Available records:
►

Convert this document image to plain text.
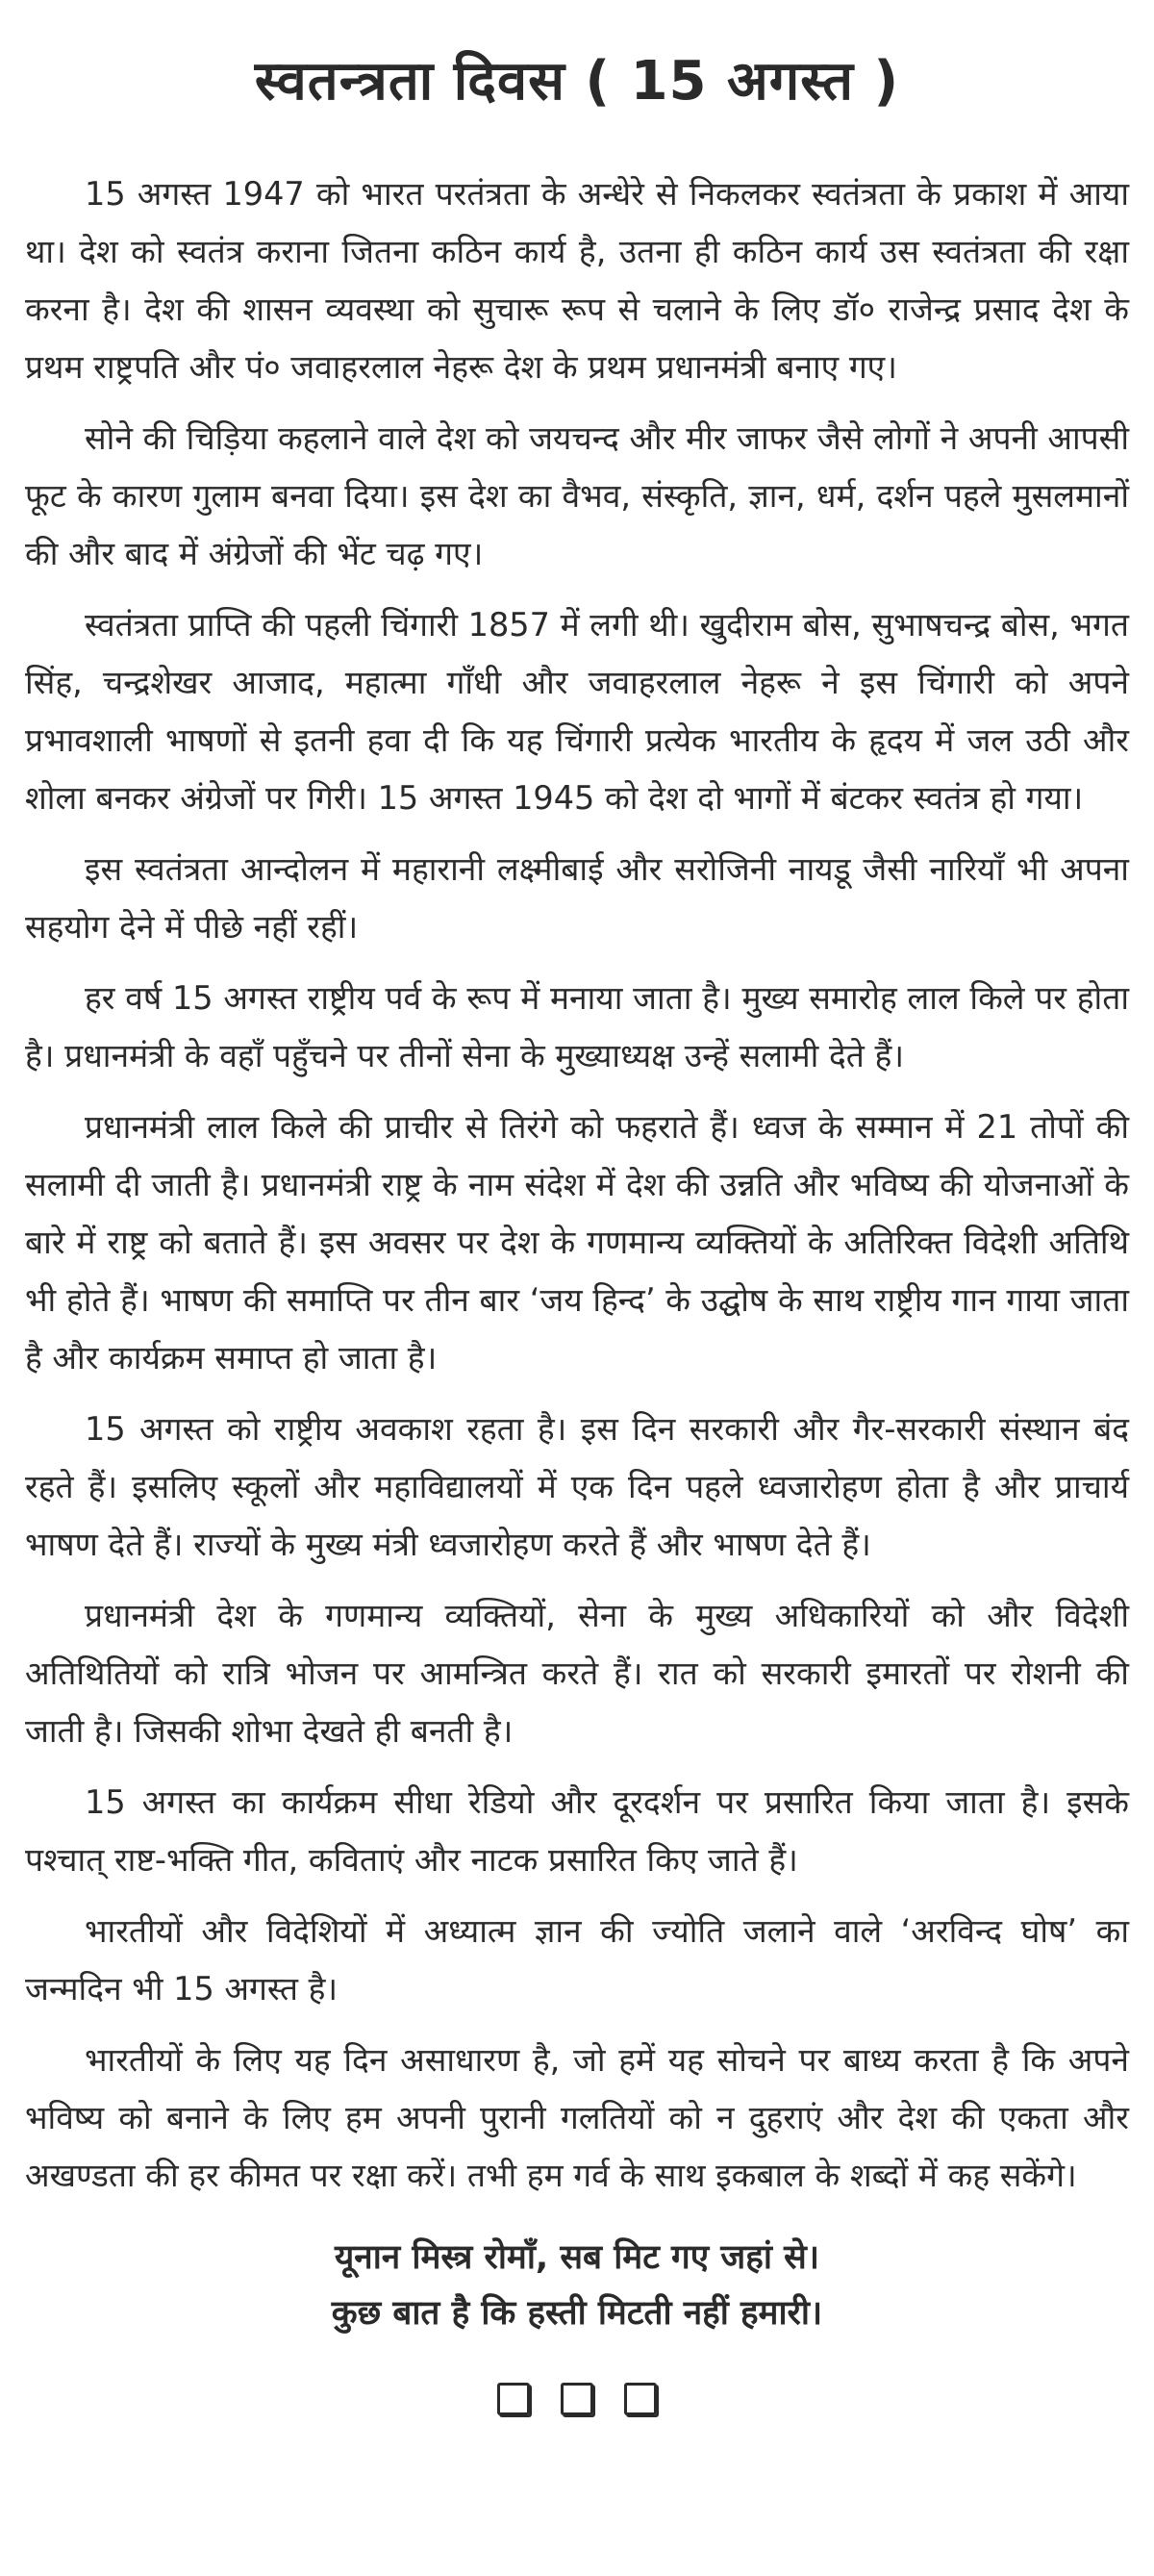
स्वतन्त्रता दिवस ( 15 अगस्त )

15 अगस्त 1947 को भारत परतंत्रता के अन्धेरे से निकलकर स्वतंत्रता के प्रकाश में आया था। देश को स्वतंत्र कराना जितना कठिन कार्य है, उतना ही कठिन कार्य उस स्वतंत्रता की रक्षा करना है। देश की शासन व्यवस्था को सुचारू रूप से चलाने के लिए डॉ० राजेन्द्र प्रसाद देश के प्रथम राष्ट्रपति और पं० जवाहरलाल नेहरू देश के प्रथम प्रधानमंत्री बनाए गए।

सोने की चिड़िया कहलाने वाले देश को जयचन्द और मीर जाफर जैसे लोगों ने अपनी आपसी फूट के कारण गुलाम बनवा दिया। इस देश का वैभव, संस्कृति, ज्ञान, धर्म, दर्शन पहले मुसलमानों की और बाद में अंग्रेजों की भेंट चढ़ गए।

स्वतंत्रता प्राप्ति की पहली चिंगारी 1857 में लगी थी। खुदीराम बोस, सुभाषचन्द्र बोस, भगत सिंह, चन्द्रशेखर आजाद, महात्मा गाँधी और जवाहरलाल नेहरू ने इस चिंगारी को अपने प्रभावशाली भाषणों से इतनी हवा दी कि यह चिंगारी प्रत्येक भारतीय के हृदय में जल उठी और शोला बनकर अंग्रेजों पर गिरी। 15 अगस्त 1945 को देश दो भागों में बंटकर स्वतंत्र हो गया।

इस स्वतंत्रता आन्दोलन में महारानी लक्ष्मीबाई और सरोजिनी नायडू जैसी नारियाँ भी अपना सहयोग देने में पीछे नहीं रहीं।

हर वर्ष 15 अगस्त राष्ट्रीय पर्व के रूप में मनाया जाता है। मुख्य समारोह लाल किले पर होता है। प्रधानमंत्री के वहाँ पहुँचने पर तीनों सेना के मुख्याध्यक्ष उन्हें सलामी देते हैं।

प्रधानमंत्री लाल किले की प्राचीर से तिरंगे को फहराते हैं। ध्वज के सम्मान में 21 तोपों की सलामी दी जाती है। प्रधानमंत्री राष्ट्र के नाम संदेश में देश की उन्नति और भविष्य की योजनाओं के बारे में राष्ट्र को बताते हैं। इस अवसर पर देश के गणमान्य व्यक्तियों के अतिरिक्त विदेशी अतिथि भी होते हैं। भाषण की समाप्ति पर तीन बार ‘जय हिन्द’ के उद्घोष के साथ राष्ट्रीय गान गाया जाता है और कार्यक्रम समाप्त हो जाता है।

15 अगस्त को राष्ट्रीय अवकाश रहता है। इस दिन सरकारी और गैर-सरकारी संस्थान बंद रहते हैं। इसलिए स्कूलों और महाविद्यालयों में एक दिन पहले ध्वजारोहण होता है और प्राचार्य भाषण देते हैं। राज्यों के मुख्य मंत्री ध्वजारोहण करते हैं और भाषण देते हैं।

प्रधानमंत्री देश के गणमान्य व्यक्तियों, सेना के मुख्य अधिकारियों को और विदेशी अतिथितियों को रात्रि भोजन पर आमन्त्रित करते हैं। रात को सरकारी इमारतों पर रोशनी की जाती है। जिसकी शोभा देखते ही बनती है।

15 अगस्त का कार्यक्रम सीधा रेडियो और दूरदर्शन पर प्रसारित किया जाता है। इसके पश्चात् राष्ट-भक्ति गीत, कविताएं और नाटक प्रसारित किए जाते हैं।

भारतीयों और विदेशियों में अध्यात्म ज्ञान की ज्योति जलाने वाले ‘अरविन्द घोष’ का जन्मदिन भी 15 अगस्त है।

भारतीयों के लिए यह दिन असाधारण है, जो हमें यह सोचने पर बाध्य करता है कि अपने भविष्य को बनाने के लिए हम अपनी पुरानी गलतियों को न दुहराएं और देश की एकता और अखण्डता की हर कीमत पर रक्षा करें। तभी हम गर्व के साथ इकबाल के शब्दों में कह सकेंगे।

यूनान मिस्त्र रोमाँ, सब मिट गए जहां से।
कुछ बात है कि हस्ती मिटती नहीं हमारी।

◄
►

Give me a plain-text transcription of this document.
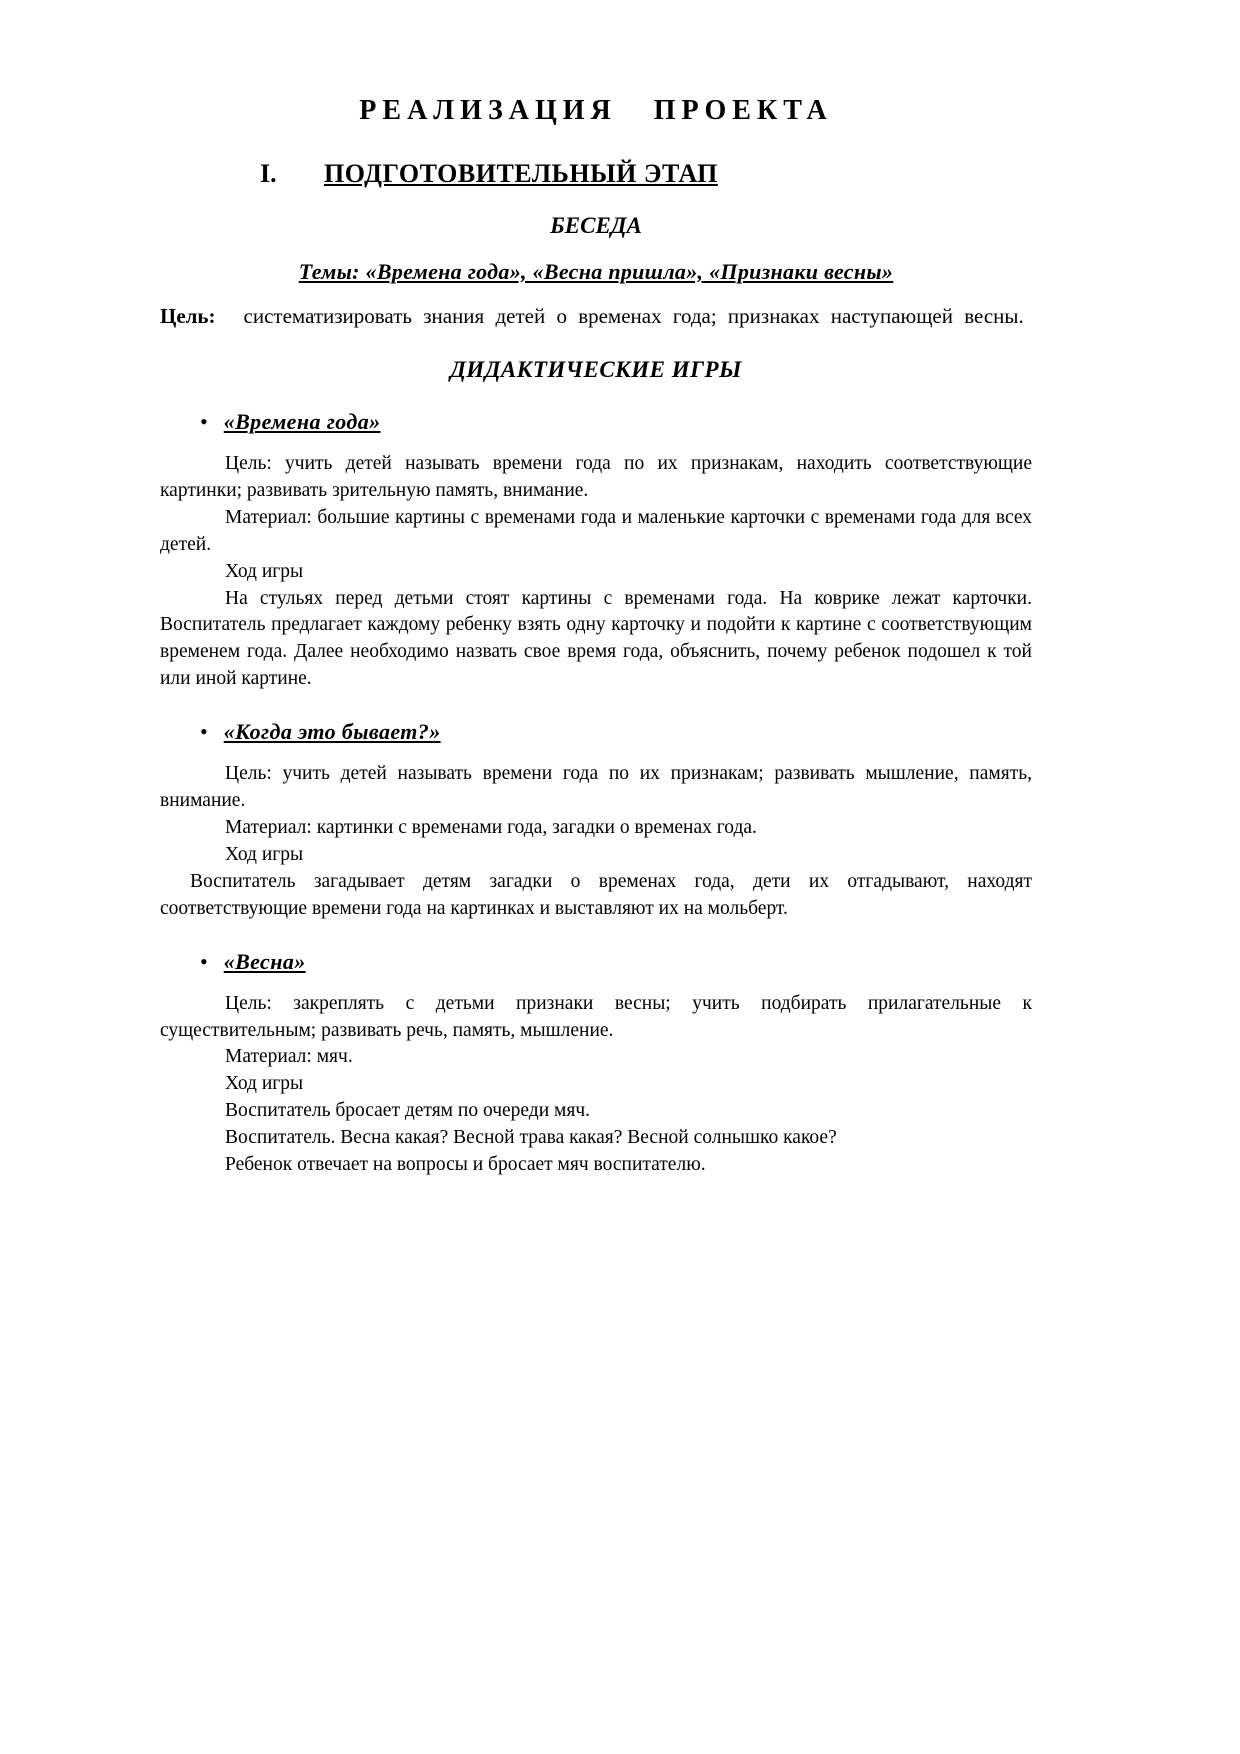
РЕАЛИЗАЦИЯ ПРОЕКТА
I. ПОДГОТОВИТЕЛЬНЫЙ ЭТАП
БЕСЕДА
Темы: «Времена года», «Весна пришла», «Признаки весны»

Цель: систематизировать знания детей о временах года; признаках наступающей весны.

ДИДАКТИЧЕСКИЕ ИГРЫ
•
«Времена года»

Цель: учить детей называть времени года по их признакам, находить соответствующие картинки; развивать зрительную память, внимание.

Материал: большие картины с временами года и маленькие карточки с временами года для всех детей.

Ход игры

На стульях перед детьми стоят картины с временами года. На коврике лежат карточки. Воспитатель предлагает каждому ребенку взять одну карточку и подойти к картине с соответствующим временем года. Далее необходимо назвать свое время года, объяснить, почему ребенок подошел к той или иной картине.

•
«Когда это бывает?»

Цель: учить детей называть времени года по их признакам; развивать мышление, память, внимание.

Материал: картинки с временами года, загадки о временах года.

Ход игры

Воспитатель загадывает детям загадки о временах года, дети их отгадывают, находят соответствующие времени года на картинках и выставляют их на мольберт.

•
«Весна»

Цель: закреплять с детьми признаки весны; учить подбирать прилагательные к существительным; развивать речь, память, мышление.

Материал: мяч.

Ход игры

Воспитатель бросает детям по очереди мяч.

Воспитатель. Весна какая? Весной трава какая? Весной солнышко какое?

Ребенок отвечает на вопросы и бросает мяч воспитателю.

◄
►

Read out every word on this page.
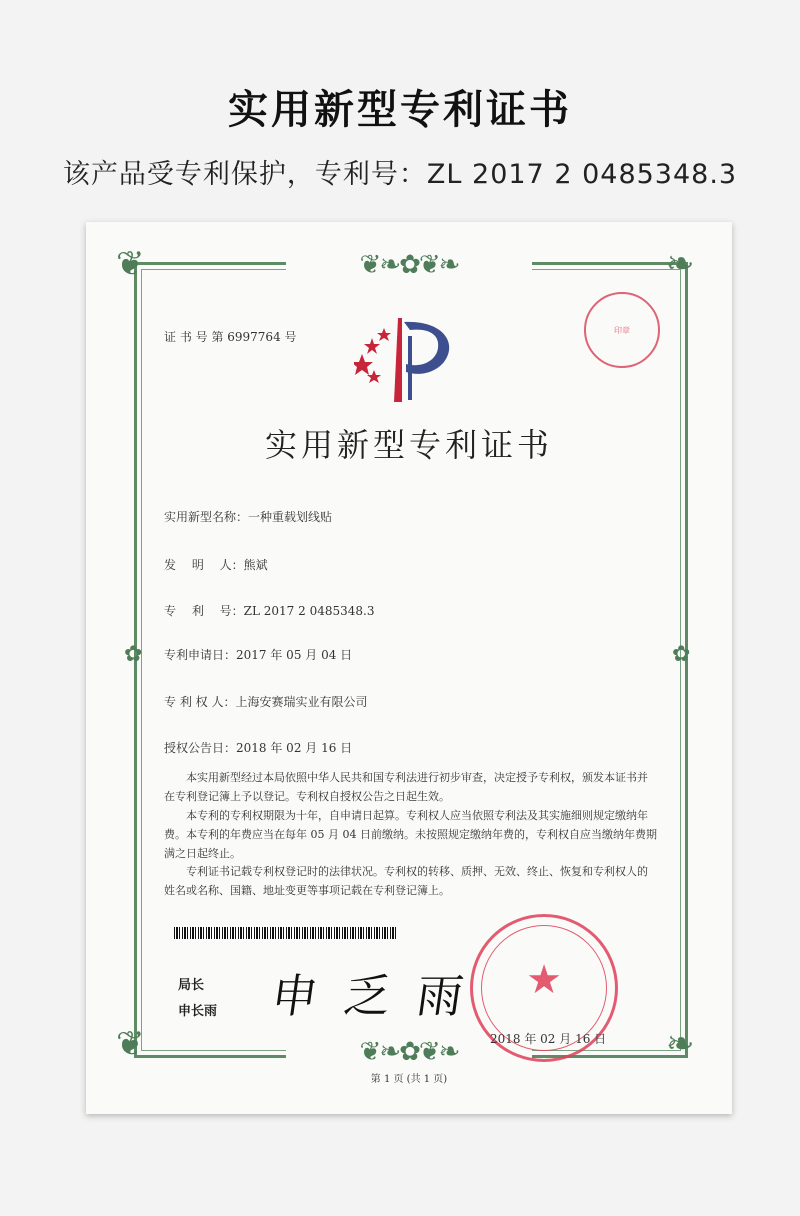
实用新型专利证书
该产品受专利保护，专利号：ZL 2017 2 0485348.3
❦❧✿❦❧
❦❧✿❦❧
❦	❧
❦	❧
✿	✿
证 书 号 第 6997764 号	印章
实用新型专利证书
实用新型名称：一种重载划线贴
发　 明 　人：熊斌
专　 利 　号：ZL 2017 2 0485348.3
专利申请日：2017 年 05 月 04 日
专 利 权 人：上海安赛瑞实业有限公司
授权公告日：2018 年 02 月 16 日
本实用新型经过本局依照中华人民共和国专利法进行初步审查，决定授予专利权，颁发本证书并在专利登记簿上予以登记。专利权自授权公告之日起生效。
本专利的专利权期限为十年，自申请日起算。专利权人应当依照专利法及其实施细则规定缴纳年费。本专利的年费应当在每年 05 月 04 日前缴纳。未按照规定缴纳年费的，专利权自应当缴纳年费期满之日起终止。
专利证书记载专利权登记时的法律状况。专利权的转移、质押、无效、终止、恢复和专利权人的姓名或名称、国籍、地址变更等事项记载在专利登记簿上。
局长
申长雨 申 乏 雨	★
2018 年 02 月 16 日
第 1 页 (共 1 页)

◄

Objective:
Wherever the word "развивать" occurs in a line of the listing, copy that line.

Output:
Цель: учить детей называть времени года по их признакам, находить соответствующие картинки; развивать зрительную память, внимание.
Цель: учить детей называть времени года по их признакам; развивать мышление, память, внимание.
Цель: закреплять с детьми признаки весны; учить подбирать прилагательные к существительным; развивать речь, память, мышление.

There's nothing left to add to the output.